### Records for this task
╔══

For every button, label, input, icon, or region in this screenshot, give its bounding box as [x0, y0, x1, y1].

╚══
╔══

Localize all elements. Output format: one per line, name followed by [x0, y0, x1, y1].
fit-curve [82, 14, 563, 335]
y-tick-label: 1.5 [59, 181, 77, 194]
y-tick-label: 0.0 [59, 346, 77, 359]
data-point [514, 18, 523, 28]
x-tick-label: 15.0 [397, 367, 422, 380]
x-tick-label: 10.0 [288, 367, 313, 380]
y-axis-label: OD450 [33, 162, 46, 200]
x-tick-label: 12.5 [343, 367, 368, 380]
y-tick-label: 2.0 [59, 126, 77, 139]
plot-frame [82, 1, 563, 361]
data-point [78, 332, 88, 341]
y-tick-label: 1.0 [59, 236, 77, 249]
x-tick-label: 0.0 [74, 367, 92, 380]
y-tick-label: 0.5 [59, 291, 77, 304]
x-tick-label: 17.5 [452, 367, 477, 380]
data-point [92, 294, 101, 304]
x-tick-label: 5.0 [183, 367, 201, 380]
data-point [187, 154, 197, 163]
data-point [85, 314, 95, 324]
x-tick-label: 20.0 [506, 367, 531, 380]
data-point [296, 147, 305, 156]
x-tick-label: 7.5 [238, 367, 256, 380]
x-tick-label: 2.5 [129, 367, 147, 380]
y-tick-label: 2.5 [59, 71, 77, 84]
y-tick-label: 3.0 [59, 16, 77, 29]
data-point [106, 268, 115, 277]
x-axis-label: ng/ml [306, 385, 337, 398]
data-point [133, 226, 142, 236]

╚══

### What to do
Rename "data-point" to "marker" in the records, starting with the line that contains "Localize all elements." and going on through the line that contains "data-point [85, 314, 95, 324]". Give back only those lines, with everything else unchanged.

### Completed exercise
Localize all elements. Output format: one per line, name followed by [x0, y0, x1, y1].
fit-curve [82, 14, 563, 335]
y-tick-label: 1.5 [59, 181, 77, 194]
y-tick-label: 0.0 [59, 346, 77, 359]
marker [514, 18, 523, 28]
x-tick-label: 15.0 [397, 367, 422, 380]
x-tick-label: 10.0 [288, 367, 313, 380]
y-axis-label: OD450 [33, 162, 46, 200]
x-tick-label: 12.5 [343, 367, 368, 380]
y-tick-label: 2.0 [59, 126, 77, 139]
plot-frame [82, 1, 563, 361]
marker [78, 332, 88, 341]
y-tick-label: 1.0 [59, 236, 77, 249]
x-tick-label: 0.0 [74, 367, 92, 380]
y-tick-label: 0.5 [59, 291, 77, 304]
x-tick-label: 17.5 [452, 367, 477, 380]
marker [92, 294, 101, 304]
x-tick-label: 5.0 [183, 367, 201, 380]
marker [187, 154, 197, 163]
marker [85, 314, 95, 324]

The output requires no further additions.